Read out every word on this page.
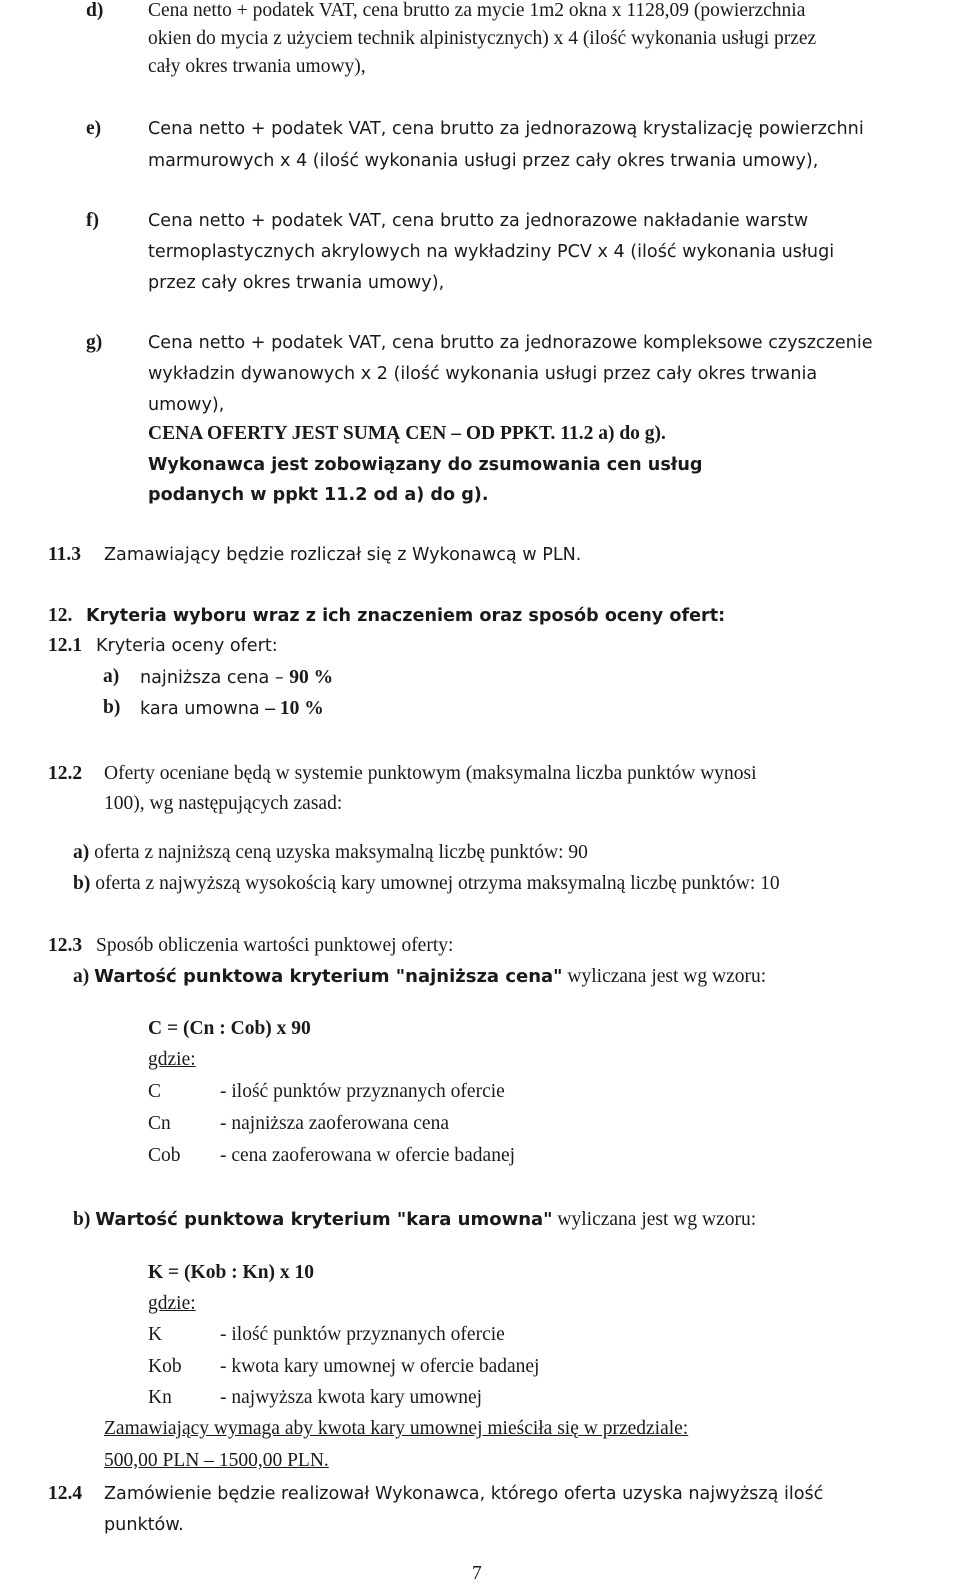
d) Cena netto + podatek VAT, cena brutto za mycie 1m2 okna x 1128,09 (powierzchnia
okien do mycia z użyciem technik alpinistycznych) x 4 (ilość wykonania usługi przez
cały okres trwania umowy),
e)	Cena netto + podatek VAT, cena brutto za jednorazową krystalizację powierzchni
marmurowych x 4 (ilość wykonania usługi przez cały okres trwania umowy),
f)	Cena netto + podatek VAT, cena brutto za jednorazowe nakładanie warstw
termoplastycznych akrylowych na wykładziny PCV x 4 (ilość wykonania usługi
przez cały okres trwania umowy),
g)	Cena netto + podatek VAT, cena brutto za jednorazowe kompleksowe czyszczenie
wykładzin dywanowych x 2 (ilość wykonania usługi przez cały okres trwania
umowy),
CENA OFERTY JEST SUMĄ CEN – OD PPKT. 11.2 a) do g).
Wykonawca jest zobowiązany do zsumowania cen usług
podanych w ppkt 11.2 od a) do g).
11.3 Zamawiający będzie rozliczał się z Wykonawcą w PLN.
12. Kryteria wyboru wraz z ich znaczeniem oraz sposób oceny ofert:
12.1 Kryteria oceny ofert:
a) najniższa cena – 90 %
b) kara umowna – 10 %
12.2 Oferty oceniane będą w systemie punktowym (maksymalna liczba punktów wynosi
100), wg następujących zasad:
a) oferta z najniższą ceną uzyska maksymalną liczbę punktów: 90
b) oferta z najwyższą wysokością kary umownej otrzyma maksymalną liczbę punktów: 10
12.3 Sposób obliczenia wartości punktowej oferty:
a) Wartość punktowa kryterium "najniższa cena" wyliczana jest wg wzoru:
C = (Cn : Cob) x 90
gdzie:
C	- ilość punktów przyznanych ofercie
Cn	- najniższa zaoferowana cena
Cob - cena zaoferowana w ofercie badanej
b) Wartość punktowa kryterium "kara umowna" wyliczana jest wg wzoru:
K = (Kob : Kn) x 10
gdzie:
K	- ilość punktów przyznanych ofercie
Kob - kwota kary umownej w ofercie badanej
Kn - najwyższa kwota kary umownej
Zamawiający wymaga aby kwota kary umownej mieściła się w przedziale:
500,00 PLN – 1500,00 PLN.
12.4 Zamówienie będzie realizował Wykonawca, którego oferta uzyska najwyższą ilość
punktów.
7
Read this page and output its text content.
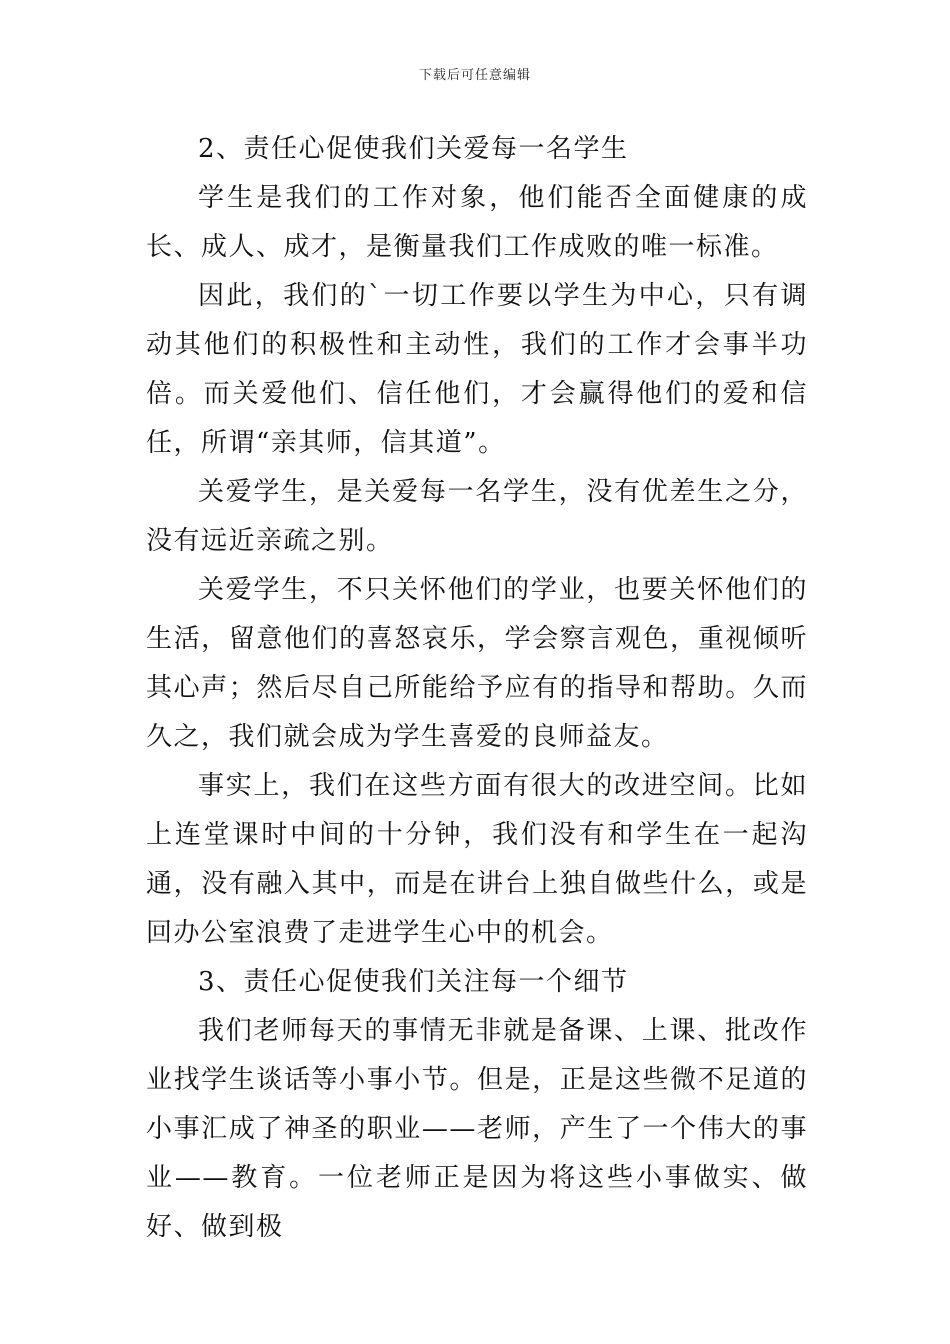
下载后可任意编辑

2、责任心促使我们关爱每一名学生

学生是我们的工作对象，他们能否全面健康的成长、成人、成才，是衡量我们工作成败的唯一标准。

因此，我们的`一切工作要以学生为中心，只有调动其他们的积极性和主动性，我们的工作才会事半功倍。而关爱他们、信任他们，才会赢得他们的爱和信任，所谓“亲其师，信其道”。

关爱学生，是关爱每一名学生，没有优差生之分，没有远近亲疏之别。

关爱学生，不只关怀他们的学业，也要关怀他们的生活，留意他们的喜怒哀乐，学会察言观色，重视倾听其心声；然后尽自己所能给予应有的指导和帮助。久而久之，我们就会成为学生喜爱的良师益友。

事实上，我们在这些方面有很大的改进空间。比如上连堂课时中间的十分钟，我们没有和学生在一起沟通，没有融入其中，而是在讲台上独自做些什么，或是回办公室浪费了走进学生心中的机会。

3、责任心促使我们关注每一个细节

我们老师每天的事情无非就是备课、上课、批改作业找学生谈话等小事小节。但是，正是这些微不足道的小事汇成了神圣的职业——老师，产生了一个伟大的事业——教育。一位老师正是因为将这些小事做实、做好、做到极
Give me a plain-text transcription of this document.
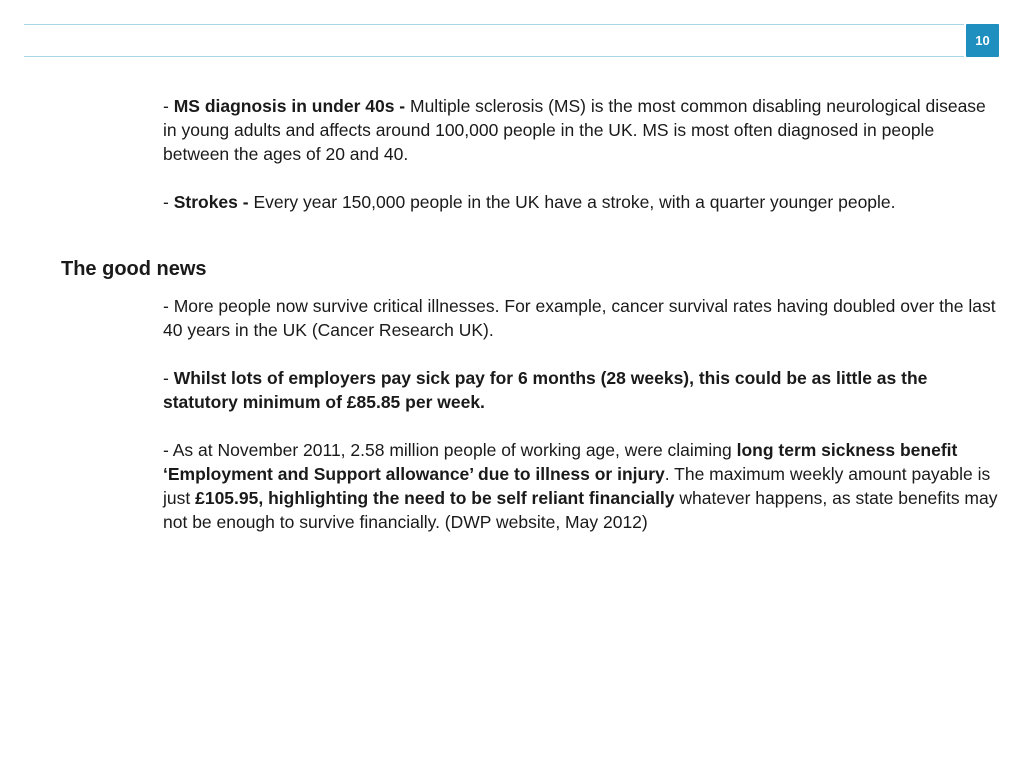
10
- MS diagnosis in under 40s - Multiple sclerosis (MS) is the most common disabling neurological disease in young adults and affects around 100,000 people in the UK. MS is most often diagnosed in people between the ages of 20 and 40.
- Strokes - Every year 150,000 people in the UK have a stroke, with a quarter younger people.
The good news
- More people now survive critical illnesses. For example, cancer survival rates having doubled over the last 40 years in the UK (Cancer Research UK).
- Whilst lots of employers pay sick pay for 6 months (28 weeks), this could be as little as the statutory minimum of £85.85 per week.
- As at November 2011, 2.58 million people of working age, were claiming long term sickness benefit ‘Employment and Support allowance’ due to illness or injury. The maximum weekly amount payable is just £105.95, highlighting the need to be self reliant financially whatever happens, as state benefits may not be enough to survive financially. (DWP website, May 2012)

[What you are asked to do] Output the records above exactly as they are, leaving out the pictures.

[Written response]
Read out every word on this page.
d) Cena netto + podatek VAT, cena brutto za mycie 1m2 okna x 1128,09 (powierzchnia
okien do mycia z użyciem technik alpinistycznych) x 4 (ilość wykonania usługi przez
cały okres trwania umowy),
e)	Cena netto + podatek VAT, cena brutto za jednorazową krystalizację powierzchni
marmurowych x 4 (ilość wykonania usługi przez cały okres trwania umowy),
f)	Cena netto + podatek VAT, cena brutto za jednorazowe nakładanie warstw
termoplastycznych akrylowych na wykładziny PCV x 4 (ilość wykonania usługi
przez cały okres trwania umowy),
g)	Cena netto + podatek VAT, cena brutto za jednorazowe kompleksowe czyszczenie
wykładzin dywanowych x 2 (ilość wykonania usługi przez cały okres trwania
umowy),
CENA OFERTY JEST SUMĄ CEN – OD PPKT. 11.2 a) do g).
Wykonawca jest zobowiązany do zsumowania cen usług
podanych w ppkt 11.2 od a) do g).
11.3 Zamawiający będzie rozliczał się z Wykonawcą w PLN.
12. Kryteria wyboru wraz z ich znaczeniem oraz sposób oceny ofert:
12.1 Kryteria oceny ofert:
a) najniższa cena – 90 %
b) kara umowna – 10 %
12.2 Oferty oceniane będą w systemie punktowym (maksymalna liczba punktów wynosi
100), wg następujących zasad:
a) oferta z najniższą ceną uzyska maksymalną liczbę punktów: 90
b) oferta z najwyższą wysokością kary umownej otrzyma maksymalną liczbę punktów: 10
12.3 Sposób obliczenia wartości punktowej oferty:
a) Wartość punktowa kryterium "najniższa cena" wyliczana jest wg wzoru:
C = (Cn : Cob) x 90
gdzie:
C	- ilość punktów przyznanych ofercie
Cn	- najniższa zaoferowana cena
Cob - cena zaoferowana w ofercie badanej
b) Wartość punktowa kryterium "kara umowna" wyliczana jest wg wzoru:
K = (Kob : Kn) x 10
gdzie:
K	- ilość punktów przyznanych ofercie
Kob - kwota kary umownej w ofercie badanej
Kn - najwyższa kwota kary umownej
Zamawiający wymaga aby kwota kary umownej mieściła się w przedziale:
500,00 PLN – 1500,00 PLN.
12.4 Zamówienie będzie realizował Wykonawca, którego oferta uzyska najwyższą ilość
punktów.
7
Read this page and output its text content.
下载后可任意编辑

2、责任心促使我们关爱每一名学生

学生是我们的工作对象，他们能否全面健康的成长、成人、成才，是衡量我们工作成败的唯一标准。

因此，我们的`一切工作要以学生为中心，只有调动其他们的积极性和主动性，我们的工作才会事半功倍。而关爱他们、信任他们，才会赢得他们的爱和信任，所谓“亲其师，信其道”。

关爱学生，是关爱每一名学生，没有优差生之分，没有远近亲疏之别。

关爱学生，不只关怀他们的学业，也要关怀他们的生活，留意他们的喜怒哀乐，学会察言观色，重视倾听其心声；然后尽自己所能给予应有的指导和帮助。久而久之，我们就会成为学生喜爱的良师益友。

事实上，我们在这些方面有很大的改进空间。比如上连堂课时中间的十分钟，我们没有和学生在一起沟通，没有融入其中，而是在讲台上独自做些什么，或是回办公室浪费了走进学生心中的机会。

3、责任心促使我们关注每一个细节

我们老师每天的事情无非就是备课、上课、批改作业找学生谈话等小事小节。但是，正是这些微不足道的小事汇成了神圣的职业——老师，产生了一个伟大的事业——教育。一位老师正是因为将这些小事做实、做好、做到极
Give me a plain-text transcription of this document.
10
- MS diagnosis in under 40s - Multiple sclerosis (MS) is the most common disabling neurological disease in young adults and affects around 100,000 people in the UK. MS is most often diagnosed in people between the ages of 20 and 40.
- Strokes - Every year 150,000 people in the UK have a stroke, with a quarter younger people.
The good news
- More people now survive critical illnesses. For example, cancer survival rates having doubled over the last 40 years in the UK (Cancer Research UK).
- Whilst lots of employers pay sick pay for 6 months (28 weeks), this could be as little as the statutory minimum of £85.85 per week.
- As at November 2011, 2.58 million people of working age, were claiming long term sickness benefit ‘Employment and Support allowance’ due to illness or injury. The maximum weekly amount payable is just £105.95, highlighting the need to be self reliant financially whatever happens, as state benefits may not be enough to survive financially. (DWP website, May 2012)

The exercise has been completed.